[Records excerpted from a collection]

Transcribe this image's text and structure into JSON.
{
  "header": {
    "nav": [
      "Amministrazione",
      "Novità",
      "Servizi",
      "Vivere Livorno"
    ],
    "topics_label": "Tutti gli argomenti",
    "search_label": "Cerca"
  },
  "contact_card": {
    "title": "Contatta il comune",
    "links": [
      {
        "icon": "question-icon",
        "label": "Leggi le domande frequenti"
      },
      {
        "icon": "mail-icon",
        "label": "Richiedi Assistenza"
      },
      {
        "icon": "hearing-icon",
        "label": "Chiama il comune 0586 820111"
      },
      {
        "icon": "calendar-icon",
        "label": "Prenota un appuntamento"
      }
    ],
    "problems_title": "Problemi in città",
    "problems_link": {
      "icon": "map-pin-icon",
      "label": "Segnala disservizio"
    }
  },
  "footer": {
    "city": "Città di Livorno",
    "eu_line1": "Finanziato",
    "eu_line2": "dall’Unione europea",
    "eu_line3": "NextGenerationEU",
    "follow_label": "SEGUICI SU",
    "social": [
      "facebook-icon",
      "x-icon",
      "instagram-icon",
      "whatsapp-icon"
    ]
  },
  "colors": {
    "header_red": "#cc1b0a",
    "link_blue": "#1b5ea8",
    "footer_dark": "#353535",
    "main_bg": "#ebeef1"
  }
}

» EXERCISE DESCRIPTION
Recopy the entries above exactly, with every line included.

» SOLUTION FOR THIS EXERCISE
Transcribe this image's text and structure into JSON.
{
  "header": {
    "nav": [
      "Amministrazione",
      "Novità",
      "Servizi",
      "Vivere Livorno"
    ],
    "topics_label": "Tutti gli argomenti",
    "search_label": "Cerca"
  },
  "contact_card": {
    "title": "Contatta il comune",
    "links": [
      {
        "icon": "question-icon",
        "label": "Leggi le domande frequenti"
      },
      {
        "icon": "mail-icon",
        "label": "Richiedi Assistenza"
      },
      {
        "icon": "hearing-icon",
        "label": "Chiama il comune 0586 820111"
      },
      {
        "icon": "calendar-icon",
        "label": "Prenota un appuntamento"
      }
    ],
    "problems_title": "Problemi in città",
    "problems_link": {
      "icon": "map-pin-icon",
      "label": "Segnala disservizio"
    }
  },
  "footer": {
    "city": "Città di Livorno",
    "eu_line1": "Finanziato",
    "eu_line2": "dall’Unione europea",
    "eu_line3": "NextGenerationEU",
    "follow_label": "SEGUICI SU",
    "social": [
      "facebook-icon",
      "x-icon",
      "instagram-icon",
      "whatsapp-icon"
    ]
  },
  "colors": {
    "header_red": "#cc1b0a",
    "link_blue": "#1b5ea8",
    "footer_dark": "#353535",
    "main_bg": "#ebeef1"
  }
}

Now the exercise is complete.